BEGIN DATA FOR THE TASK
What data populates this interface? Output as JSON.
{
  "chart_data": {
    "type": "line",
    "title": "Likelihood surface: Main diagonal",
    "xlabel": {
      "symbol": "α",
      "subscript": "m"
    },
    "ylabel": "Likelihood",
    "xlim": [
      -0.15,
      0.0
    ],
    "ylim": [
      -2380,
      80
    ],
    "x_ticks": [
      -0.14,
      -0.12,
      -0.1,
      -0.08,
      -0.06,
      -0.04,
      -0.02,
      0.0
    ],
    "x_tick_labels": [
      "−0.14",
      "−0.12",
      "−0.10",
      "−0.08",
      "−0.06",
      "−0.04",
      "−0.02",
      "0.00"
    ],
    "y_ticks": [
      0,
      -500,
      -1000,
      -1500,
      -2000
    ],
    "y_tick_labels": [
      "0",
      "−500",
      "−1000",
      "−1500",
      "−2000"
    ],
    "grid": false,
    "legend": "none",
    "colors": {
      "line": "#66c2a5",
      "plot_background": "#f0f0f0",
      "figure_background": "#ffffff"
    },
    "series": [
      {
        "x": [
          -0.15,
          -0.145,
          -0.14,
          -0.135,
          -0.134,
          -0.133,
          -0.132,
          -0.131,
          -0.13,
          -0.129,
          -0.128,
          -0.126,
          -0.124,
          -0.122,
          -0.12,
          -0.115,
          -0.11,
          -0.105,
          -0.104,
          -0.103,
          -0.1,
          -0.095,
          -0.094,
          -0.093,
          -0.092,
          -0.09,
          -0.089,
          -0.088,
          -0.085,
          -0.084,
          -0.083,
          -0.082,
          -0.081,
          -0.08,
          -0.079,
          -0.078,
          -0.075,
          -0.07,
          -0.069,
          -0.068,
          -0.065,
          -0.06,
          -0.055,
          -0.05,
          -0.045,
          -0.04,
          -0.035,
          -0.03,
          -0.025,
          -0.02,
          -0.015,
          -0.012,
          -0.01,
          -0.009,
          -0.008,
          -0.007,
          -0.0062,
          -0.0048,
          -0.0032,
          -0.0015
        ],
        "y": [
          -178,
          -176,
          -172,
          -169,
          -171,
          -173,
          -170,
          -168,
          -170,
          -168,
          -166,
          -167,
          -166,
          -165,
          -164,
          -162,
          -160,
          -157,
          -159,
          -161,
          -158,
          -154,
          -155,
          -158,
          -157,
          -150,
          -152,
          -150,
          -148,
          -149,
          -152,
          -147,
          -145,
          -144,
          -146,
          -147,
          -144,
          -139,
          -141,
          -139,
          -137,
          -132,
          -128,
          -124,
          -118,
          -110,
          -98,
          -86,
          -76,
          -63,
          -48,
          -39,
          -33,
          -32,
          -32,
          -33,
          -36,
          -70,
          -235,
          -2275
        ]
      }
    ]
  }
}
END DATA FOR THE TASK
◆ INSTRUCTIONS FOR THE TASK:
Every entry in the listing must be retyped exactly.

◆ FINAL RESULT:
What data populates this interface? Output as JSON.
{
  "chart_data": {
    "type": "line",
    "title": "Likelihood surface: Main diagonal",
    "xlabel": {
      "symbol": "α",
      "subscript": "m"
    },
    "ylabel": "Likelihood",
    "xlim": [
      -0.15,
      0.0
    ],
    "ylim": [
      -2380,
      80
    ],
    "x_ticks": [
      -0.14,
      -0.12,
      -0.1,
      -0.08,
      -0.06,
      -0.04,
      -0.02,
      0.0
    ],
    "x_tick_labels": [
      "−0.14",
      "−0.12",
      "−0.10",
      "−0.08",
      "−0.06",
      "−0.04",
      "−0.02",
      "0.00"
    ],
    "y_ticks": [
      0,
      -500,
      -1000,
      -1500,
      -2000
    ],
    "y_tick_labels": [
      "0",
      "−500",
      "−1000",
      "−1500",
      "−2000"
    ],
    "grid": false,
    "legend": "none",
    "colors": {
      "line": "#66c2a5",
      "plot_background": "#f0f0f0",
      "figure_background": "#ffffff"
    },
    "series": [
      {
        "x": [
          -0.15,
          -0.145,
          -0.14,
          -0.135,
          -0.134,
          -0.133,
          -0.132,
          -0.131,
          -0.13,
          -0.129,
          -0.128,
          -0.126,
          -0.124,
          -0.122,
          -0.12,
          -0.115,
          -0.11,
          -0.105,
          -0.104,
          -0.103,
          -0.1,
          -0.095,
          -0.094,
          -0.093,
          -0.092,
          -0.09,
          -0.089,
          -0.088,
          -0.085,
          -0.084,
          -0.083,
          -0.082,
          -0.081,
          -0.08,
          -0.079,
          -0.078,
          -0.075,
          -0.07,
          -0.069,
          -0.068,
          -0.065,
          -0.06,
          -0.055,
          -0.05,
          -0.045,
          -0.04,
          -0.035,
          -0.03,
          -0.025,
          -0.02,
          -0.015,
          -0.012,
          -0.01,
          -0.009,
          -0.008,
          -0.007,
          -0.0062,
          -0.0048,
          -0.0032,
          -0.0015
        ],
        "y": [
          -178,
          -176,
          -172,
          -169,
          -171,
          -173,
          -170,
          -168,
          -170,
          -168,
          -166,
          -167,
          -166,
          -165,
          -164,
          -162,
          -160,
          -157,
          -159,
          -161,
          -158,
          -154,
          -155,
          -158,
          -157,
          -150,
          -152,
          -150,
          -148,
          -149,
          -152,
          -147,
          -145,
          -144,
          -146,
          -147,
          -144,
          -139,
          -141,
          -139,
          -137,
          -132,
          -128,
          -124,
          -118,
          -110,
          -98,
          -86,
          -76,
          -63,
          -48,
          -39,
          -33,
          -32,
          -32,
          -33,
          -36,
          -70,
          -235,
          -2275
        ]
      }
    ]
  }
}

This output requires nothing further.